** The request **
Output the records exactly. Include every line.

[Data listing]
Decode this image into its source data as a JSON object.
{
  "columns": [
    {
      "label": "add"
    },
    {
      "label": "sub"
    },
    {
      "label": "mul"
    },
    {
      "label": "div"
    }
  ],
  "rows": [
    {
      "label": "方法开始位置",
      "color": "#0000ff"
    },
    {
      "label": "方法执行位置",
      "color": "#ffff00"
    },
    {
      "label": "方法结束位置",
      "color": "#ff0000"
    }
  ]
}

** Written answer **
Decode this image into its source data as a JSON object.
{
  "columns": [
    {
      "label": "add"
    },
    {
      "label": "sub"
    },
    {
      "label": "mul"
    },
    {
      "label": "div"
    }
  ],
  "rows": [
    {
      "label": "方法开始位置",
      "color": "#0000ff"
    },
    {
      "label": "方法执行位置",
      "color": "#ffff00"
    },
    {
      "label": "方法结束位置",
      "color": "#ff0000"
    }
  ]
}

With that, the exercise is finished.